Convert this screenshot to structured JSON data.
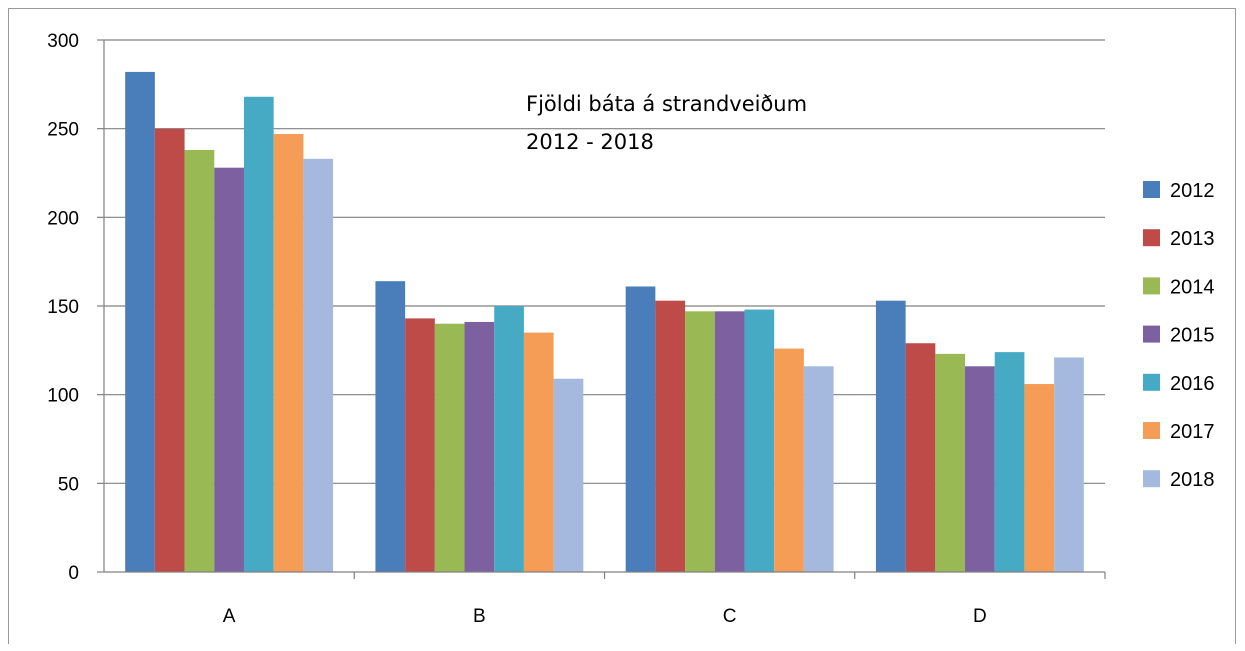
{
  "chart_data": {
    "type": "bar",
    "title_lines": [
      "Fjöldi báta á strandveiðum",
      "2012 - 2018"
    ],
    "categories": [
      "A",
      "B",
      "C",
      "D"
    ],
    "ylim": [
      0,
      300
    ],
    "yticks": [
      0,
      50,
      100,
      150,
      200,
      250,
      300
    ],
    "grid": true,
    "legend_position": "right",
    "series": [
      {
        "name": "2012",
        "color": "#4a7ebb",
        "values": [
          282,
          164,
          161,
          153
        ]
      },
      {
        "name": "2013",
        "color": "#be4b48",
        "values": [
          250,
          143,
          153,
          129
        ]
      },
      {
        "name": "2014",
        "color": "#98b954",
        "values": [
          238,
          140,
          147,
          123
        ]
      },
      {
        "name": "2015",
        "color": "#7d60a0",
        "values": [
          228,
          141,
          147,
          116
        ]
      },
      {
        "name": "2016",
        "color": "#46aac5",
        "values": [
          268,
          150,
          148,
          124
        ]
      },
      {
        "name": "2017",
        "color": "#f59d56",
        "values": [
          247,
          135,
          126,
          106
        ]
      },
      {
        "name": "2018",
        "color": "#a5b9de",
        "values": [
          233,
          109,
          116,
          121
        ]
      }
    ]
  }
}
::::::::::
• WORK TO COMPLETE:
Where a line above holds the string "name", show that line.

• WRITTEN RESPONSE:
        "name": "2012",
        "name": "2013",
        "name": "2014",
        "name": "2015",
        "name": "2016",
        "name": "2017",
        "name": "2018",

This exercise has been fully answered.